▸ SHORT EXERCISE
Retype exactly the line holding "Output the text content of this document." and each line that follows, down to the last one. Exclude pictures.

^^^^^^^^

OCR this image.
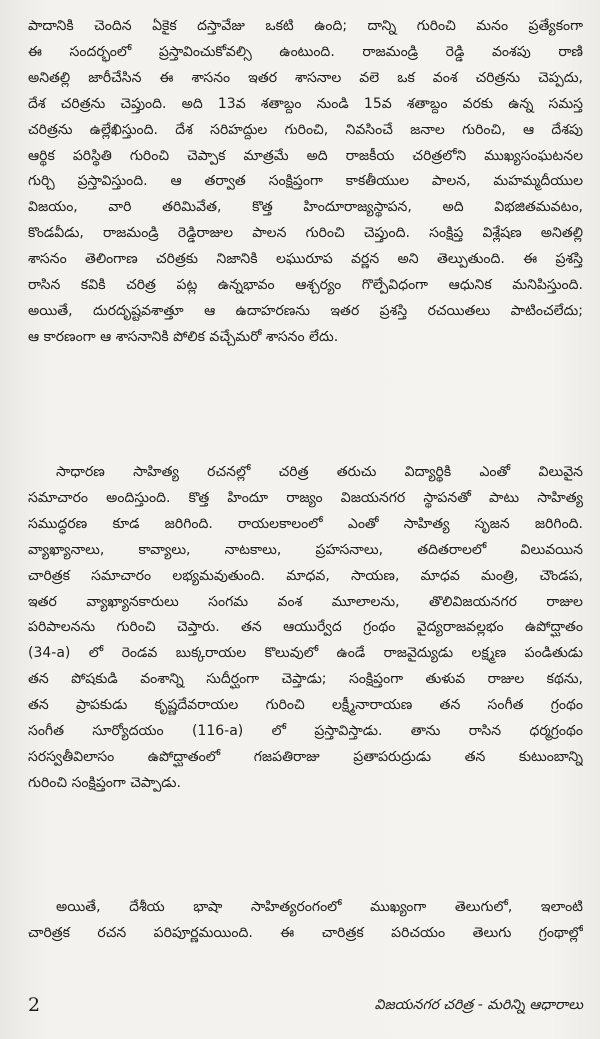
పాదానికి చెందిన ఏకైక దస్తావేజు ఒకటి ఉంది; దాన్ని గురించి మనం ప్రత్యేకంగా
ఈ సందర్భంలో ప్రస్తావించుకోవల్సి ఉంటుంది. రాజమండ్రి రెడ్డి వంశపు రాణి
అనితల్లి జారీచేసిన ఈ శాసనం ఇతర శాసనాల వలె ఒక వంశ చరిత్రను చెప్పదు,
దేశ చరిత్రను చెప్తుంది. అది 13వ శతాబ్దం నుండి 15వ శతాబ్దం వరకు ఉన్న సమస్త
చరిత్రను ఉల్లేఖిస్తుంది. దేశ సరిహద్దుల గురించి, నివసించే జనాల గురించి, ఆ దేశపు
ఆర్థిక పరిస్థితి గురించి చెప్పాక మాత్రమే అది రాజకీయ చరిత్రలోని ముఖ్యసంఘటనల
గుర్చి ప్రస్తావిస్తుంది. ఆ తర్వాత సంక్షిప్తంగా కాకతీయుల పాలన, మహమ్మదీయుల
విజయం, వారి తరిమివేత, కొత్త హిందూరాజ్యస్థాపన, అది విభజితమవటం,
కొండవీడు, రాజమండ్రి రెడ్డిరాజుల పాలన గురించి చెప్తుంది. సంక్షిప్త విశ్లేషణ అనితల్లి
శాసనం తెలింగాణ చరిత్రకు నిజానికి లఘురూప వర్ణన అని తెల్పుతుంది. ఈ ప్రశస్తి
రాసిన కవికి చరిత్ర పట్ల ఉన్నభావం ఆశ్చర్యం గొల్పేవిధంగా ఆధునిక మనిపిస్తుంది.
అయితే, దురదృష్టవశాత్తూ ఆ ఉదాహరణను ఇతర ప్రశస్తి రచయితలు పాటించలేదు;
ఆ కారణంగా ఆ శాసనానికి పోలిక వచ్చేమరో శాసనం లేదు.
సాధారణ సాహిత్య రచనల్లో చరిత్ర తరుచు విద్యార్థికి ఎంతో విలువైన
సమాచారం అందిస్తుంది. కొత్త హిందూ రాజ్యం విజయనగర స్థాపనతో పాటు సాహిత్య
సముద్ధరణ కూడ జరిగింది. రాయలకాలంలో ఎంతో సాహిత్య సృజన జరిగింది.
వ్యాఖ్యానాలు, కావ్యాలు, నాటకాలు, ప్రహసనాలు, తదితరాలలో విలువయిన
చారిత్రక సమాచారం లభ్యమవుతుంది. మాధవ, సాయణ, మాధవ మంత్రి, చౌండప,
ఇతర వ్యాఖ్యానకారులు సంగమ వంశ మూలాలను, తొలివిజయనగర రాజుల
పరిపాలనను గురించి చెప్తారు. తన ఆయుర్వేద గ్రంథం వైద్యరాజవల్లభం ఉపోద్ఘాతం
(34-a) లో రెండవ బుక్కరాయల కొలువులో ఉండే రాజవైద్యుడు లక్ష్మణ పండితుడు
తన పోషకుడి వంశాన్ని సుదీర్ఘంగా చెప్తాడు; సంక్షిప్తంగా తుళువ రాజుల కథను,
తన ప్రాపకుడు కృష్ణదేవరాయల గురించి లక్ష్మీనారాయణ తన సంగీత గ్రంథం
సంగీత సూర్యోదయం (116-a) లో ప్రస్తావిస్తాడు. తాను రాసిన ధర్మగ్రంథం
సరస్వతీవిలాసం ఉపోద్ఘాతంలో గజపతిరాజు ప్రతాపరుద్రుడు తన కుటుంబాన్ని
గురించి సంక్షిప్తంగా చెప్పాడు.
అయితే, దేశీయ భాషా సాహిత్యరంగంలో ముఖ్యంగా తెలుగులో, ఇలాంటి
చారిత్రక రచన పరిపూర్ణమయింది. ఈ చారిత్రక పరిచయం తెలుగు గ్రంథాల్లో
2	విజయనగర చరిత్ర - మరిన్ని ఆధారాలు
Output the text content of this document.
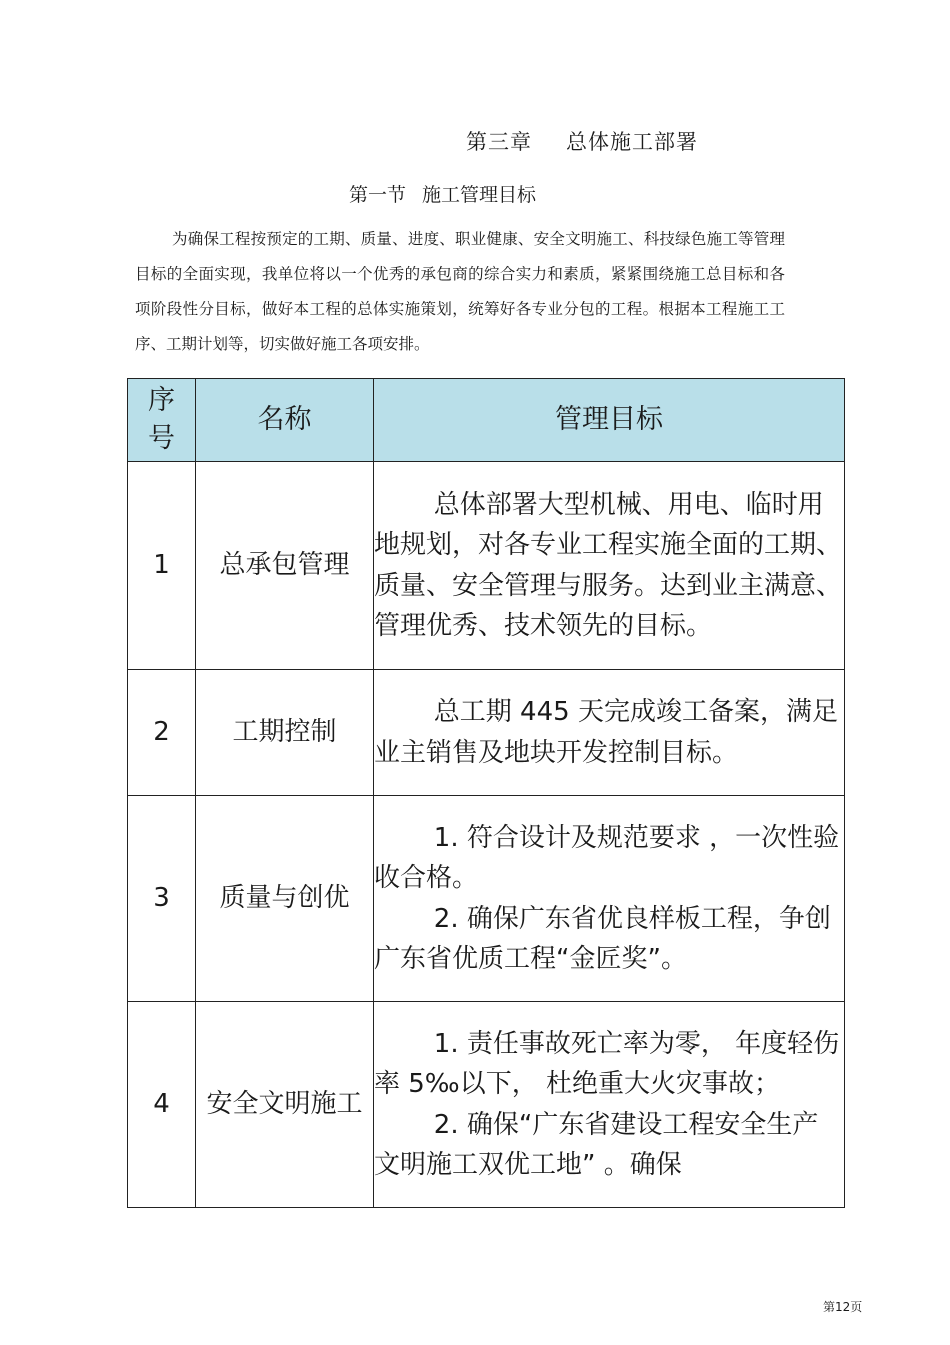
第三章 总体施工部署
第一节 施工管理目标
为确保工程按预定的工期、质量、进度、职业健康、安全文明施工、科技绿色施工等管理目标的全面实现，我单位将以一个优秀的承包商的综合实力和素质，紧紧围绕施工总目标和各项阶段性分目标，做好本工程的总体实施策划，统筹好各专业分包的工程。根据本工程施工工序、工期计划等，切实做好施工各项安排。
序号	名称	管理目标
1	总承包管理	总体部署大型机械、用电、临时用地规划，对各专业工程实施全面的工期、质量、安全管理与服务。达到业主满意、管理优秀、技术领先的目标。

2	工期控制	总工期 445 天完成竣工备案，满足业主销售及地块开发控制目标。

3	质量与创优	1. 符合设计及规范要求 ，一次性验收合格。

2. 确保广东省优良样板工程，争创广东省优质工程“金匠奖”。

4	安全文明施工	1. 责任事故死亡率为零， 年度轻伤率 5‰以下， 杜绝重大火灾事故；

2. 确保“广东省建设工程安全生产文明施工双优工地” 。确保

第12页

^^^^^^^^

▸ WRITTEN SOLUTION
Output the text content of this document.
第三章 总体施工部署
第一节 施工管理目标
为确保工程按预定的工期、质量、进度、职业健康、安全文明施工、科技绿色施工等管理目标的全面实现，我单位将以一个优秀的承包商的综合实力和素质，紧紧围绕施工总目标和各项阶段性分目标，做好本工程的总体实施策划，统筹好各专业分包的工程。根据本工程施工工序、工期计划等，切实做好施工各项安排。
序号	名称	管理目标
1	总承包管理	总体部署大型机械、用电、临时用地规划，对各专业工程实施全面的工期、质量、安全管理与服务。达到业主满意、管理优秀、技术领先的目标。

2	工期控制	总工期 445 天完成竣工备案，满足业主销售及地块开发控制目标。

3	质量与创优	1. 符合设计及规范要求 ，一次性验收合格。

2. 确保广东省优良样板工程，争创广东省优质工程“金匠奖”。

4	安全文明施工	1. 责任事故死亡率为零， 年度轻伤率 5‰以下， 杜绝重大火灾事故；

2. 确保“广东省建设工程安全生产文明施工双优工地” 。确保

第12页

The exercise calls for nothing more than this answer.